STATED EXERCISE: How many lines of the material below contain the string "amount"? Answer with the number and nothing else.

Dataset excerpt
··········
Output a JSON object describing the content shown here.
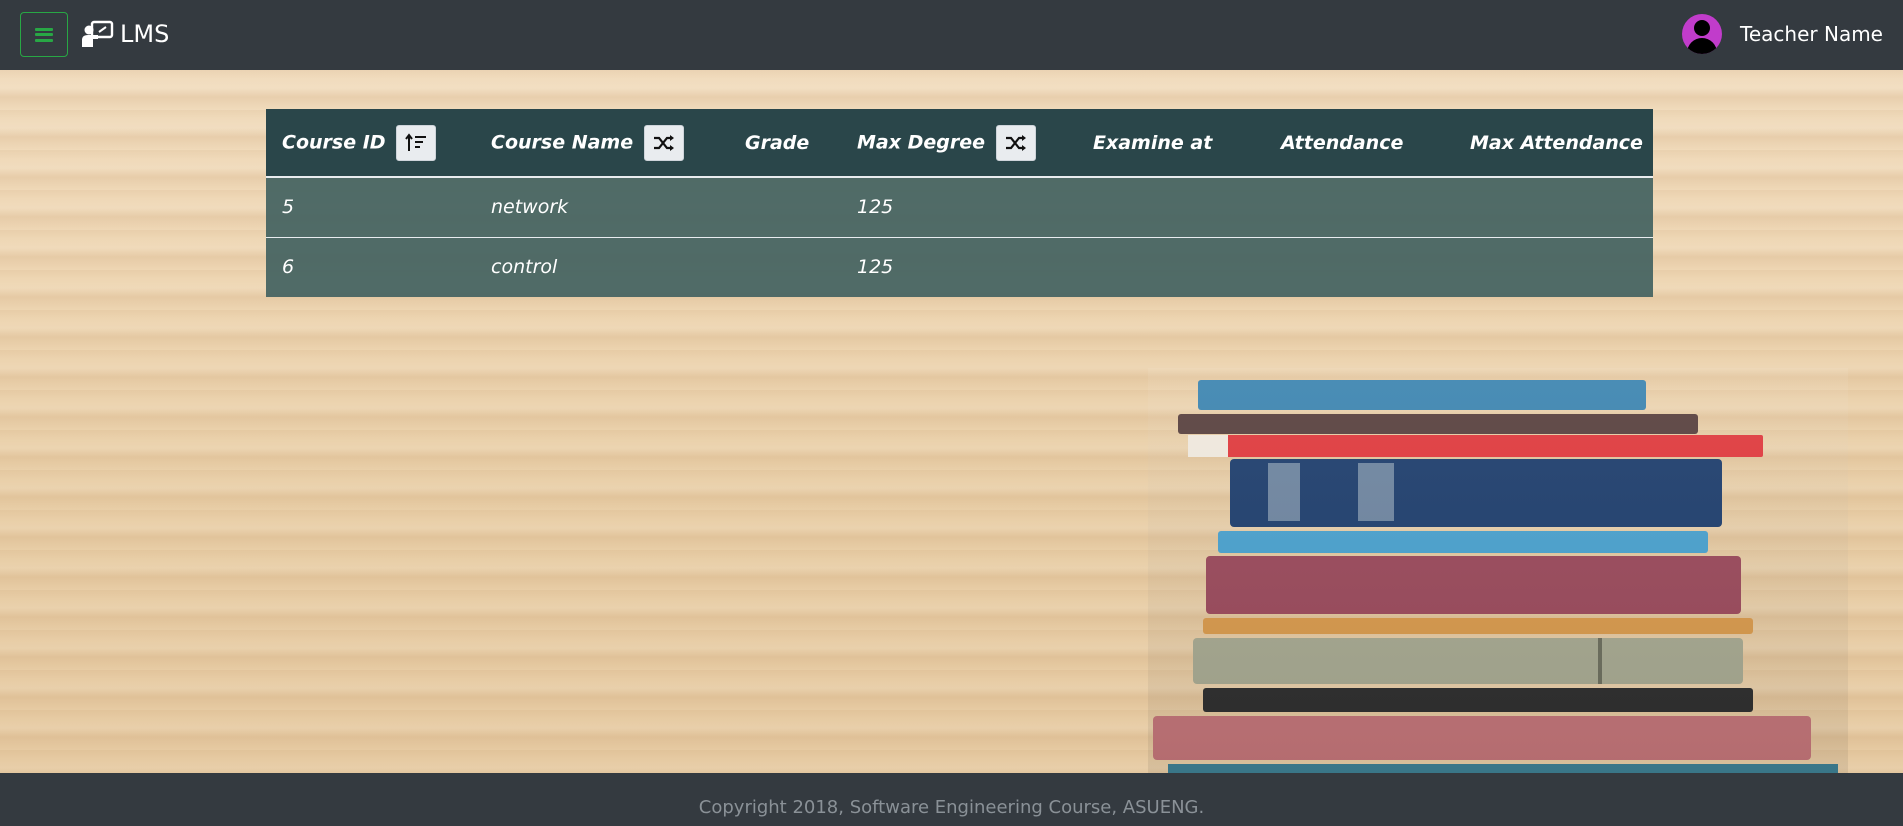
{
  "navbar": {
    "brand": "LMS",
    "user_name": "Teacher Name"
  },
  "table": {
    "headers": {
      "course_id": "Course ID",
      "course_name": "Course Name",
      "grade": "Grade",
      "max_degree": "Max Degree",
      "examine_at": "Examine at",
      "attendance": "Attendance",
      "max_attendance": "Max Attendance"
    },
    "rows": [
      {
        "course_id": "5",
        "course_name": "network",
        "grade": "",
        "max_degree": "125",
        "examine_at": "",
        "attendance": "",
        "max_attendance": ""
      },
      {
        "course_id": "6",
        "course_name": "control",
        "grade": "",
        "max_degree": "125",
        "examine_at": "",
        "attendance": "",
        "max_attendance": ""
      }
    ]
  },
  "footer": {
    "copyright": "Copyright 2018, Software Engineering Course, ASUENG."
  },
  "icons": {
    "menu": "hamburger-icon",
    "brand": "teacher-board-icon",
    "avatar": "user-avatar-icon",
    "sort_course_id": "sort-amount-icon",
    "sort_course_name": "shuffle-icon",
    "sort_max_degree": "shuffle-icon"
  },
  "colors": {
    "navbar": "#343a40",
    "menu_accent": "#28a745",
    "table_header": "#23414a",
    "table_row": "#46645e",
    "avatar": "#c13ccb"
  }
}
··········
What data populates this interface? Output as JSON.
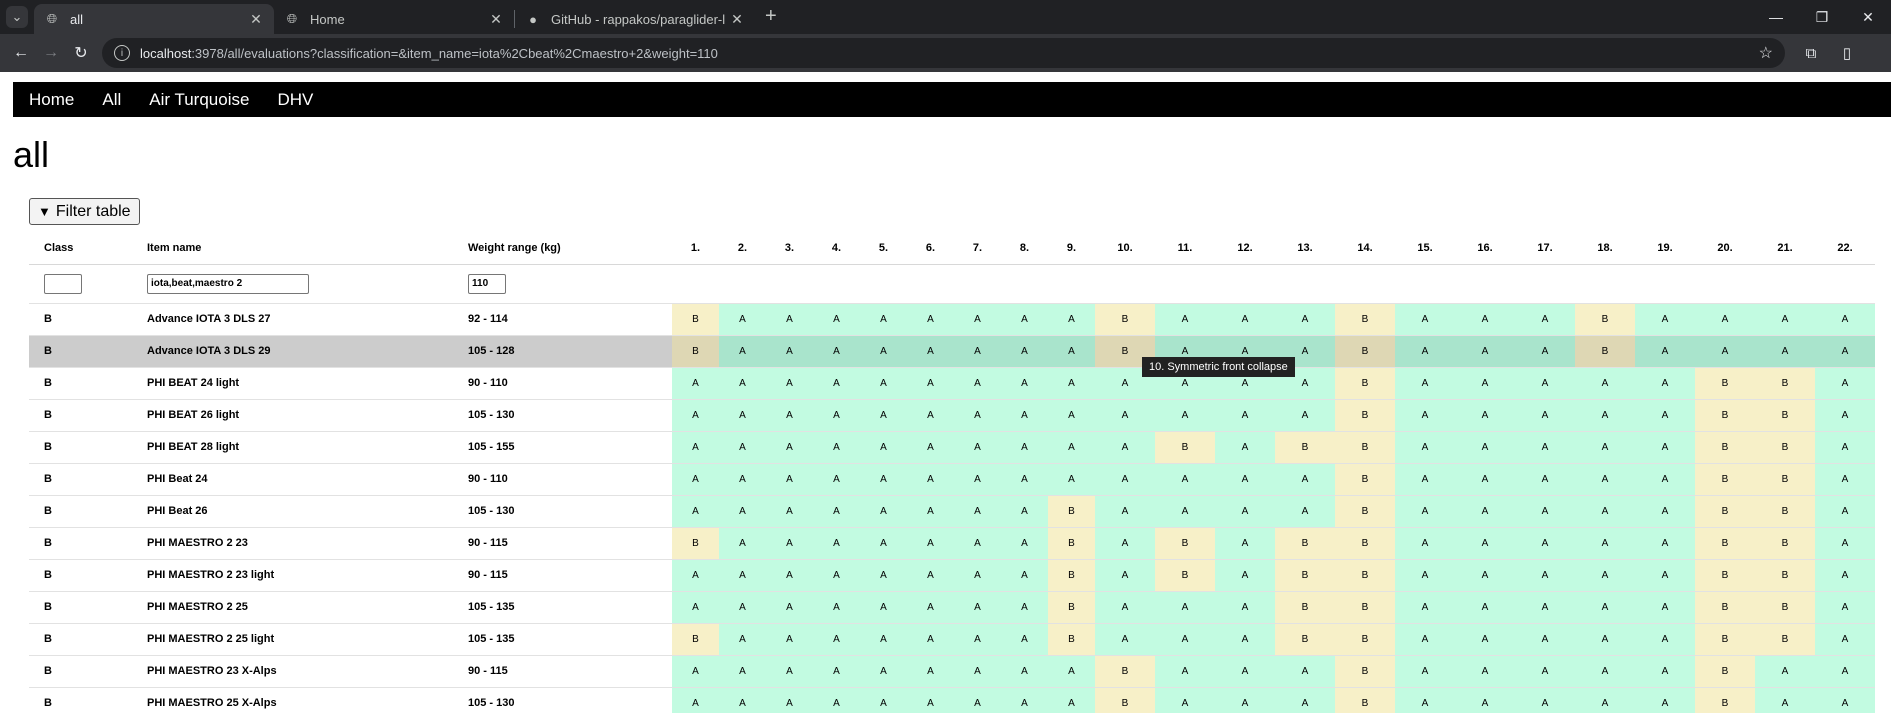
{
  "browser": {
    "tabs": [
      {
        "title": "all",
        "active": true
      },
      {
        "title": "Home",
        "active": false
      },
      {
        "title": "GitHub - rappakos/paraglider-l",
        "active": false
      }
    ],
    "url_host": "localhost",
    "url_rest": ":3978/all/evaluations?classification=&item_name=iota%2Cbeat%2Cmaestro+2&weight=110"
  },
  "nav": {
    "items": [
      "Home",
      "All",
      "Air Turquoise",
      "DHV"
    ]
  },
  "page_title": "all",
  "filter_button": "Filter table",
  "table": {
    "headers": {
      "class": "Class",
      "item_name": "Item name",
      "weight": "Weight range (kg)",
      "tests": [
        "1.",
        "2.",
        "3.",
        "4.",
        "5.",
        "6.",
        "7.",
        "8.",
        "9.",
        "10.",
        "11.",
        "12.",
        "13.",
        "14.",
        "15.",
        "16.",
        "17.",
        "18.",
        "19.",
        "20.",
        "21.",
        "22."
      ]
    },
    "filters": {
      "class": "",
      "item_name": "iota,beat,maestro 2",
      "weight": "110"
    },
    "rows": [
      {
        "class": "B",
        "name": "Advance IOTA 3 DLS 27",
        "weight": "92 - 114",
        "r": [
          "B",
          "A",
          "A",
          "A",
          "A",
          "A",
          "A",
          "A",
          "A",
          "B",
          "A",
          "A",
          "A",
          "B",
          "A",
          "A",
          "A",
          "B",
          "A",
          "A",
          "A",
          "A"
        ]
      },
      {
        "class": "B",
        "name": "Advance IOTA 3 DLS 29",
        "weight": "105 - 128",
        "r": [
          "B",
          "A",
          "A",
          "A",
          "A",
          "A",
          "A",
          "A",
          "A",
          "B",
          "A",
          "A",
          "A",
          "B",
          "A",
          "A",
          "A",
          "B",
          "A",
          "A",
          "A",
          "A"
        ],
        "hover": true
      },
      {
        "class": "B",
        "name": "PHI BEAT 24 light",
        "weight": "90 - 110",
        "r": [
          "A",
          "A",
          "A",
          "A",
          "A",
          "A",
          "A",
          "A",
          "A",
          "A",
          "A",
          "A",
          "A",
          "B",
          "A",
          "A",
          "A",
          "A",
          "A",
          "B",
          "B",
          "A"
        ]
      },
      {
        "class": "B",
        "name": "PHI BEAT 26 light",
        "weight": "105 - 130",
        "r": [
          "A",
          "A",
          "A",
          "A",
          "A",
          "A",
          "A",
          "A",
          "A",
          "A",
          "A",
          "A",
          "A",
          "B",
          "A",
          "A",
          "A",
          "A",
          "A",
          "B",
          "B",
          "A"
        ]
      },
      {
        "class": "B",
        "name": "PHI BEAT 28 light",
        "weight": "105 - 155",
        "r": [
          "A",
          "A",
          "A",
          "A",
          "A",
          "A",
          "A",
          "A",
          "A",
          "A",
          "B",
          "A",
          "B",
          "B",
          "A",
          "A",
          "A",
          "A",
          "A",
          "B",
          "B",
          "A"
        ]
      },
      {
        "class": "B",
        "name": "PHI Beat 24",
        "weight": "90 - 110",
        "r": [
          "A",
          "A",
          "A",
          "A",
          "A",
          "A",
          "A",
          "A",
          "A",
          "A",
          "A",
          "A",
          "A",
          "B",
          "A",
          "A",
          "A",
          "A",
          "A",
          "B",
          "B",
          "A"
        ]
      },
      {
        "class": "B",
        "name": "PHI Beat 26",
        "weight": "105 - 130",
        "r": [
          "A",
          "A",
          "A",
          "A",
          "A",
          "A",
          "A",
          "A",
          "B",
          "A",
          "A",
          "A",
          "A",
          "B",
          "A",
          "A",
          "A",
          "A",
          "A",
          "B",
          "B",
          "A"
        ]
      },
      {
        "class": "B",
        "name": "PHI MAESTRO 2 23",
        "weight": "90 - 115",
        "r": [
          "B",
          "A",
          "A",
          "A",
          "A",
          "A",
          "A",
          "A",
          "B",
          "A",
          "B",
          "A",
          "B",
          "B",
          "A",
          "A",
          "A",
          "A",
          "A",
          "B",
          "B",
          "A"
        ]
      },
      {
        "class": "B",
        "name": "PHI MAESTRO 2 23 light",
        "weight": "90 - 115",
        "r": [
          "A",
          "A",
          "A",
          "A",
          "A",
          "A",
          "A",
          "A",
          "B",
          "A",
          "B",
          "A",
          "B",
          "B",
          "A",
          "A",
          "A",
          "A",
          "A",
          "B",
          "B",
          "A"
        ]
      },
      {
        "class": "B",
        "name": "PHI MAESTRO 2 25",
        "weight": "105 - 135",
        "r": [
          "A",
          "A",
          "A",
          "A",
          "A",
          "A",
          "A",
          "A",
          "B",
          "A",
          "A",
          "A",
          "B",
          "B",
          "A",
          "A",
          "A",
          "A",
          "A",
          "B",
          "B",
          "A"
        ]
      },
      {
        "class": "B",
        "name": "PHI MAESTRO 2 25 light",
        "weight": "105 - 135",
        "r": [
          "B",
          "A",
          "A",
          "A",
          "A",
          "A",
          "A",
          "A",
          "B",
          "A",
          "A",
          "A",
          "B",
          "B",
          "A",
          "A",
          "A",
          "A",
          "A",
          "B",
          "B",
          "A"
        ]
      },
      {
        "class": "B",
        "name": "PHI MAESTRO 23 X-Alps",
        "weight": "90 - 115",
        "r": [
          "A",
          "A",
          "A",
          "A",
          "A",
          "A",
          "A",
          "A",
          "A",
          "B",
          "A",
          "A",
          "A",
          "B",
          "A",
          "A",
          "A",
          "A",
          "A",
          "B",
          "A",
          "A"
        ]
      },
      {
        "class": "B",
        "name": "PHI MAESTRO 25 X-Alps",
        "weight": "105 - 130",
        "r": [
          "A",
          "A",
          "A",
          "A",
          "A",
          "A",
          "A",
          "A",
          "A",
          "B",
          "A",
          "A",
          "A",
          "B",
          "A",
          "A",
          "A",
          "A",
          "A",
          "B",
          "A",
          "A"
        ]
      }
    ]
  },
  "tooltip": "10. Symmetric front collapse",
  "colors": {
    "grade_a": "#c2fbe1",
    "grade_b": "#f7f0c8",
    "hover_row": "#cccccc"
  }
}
··········
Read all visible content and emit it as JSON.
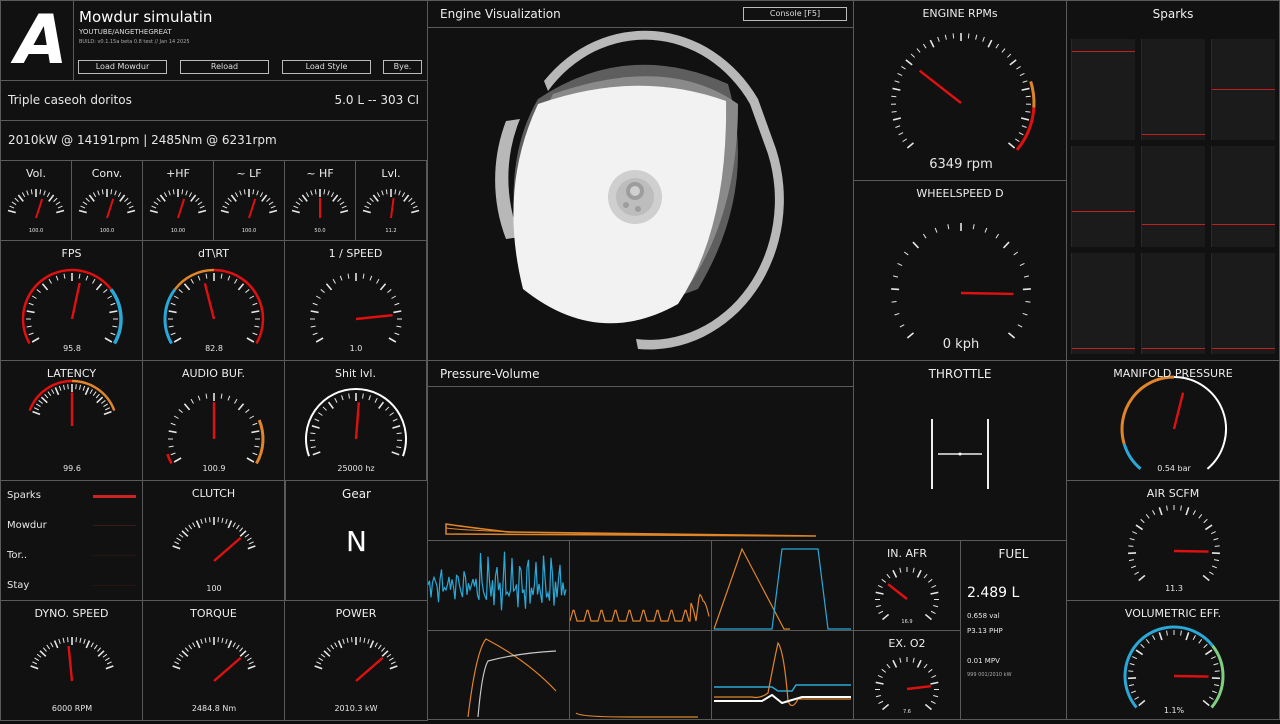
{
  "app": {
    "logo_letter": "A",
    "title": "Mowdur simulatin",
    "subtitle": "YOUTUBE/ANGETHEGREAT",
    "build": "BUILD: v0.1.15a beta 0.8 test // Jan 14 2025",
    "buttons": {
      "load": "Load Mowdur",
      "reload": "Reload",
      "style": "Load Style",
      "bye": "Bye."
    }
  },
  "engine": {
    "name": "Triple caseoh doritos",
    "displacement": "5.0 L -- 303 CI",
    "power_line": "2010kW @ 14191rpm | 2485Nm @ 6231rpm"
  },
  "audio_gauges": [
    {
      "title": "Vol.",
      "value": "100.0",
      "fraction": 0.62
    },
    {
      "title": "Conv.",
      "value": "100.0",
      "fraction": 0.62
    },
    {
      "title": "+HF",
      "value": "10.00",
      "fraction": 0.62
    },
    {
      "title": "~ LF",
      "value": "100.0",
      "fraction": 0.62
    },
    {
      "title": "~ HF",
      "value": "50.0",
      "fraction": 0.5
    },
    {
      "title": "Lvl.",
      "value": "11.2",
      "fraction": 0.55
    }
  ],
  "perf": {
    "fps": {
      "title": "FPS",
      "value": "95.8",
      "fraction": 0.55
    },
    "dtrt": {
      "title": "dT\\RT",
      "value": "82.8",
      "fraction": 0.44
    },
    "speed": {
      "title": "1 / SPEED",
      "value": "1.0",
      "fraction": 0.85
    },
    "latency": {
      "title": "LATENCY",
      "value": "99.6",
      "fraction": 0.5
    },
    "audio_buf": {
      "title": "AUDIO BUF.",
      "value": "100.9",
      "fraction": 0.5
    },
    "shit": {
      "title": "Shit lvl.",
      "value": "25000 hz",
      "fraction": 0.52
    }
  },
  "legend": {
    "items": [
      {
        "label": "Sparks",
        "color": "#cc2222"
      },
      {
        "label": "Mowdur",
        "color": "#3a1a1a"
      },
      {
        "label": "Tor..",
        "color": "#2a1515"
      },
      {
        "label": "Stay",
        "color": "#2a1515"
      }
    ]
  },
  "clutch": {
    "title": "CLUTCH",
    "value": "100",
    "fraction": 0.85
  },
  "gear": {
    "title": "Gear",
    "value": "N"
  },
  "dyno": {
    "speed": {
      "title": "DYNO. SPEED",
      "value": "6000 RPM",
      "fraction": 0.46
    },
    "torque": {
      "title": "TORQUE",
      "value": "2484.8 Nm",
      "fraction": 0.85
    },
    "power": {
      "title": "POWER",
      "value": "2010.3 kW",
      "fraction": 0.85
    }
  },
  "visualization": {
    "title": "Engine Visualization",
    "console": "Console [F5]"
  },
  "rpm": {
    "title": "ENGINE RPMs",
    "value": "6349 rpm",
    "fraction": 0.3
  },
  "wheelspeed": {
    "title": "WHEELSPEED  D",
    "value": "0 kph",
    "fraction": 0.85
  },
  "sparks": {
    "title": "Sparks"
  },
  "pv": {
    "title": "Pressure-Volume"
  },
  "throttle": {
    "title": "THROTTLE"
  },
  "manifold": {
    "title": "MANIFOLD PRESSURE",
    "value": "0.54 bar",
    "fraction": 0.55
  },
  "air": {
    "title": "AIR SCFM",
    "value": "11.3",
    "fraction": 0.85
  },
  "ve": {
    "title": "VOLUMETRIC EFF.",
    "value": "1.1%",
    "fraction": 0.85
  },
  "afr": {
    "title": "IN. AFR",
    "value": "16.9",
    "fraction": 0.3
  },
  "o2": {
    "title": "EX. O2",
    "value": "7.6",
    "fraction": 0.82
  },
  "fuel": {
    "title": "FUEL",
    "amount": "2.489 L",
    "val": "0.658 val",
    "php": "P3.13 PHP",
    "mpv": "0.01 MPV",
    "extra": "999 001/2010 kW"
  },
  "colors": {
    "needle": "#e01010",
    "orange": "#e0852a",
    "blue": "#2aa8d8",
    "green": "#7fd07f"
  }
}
··········
REPLY: 2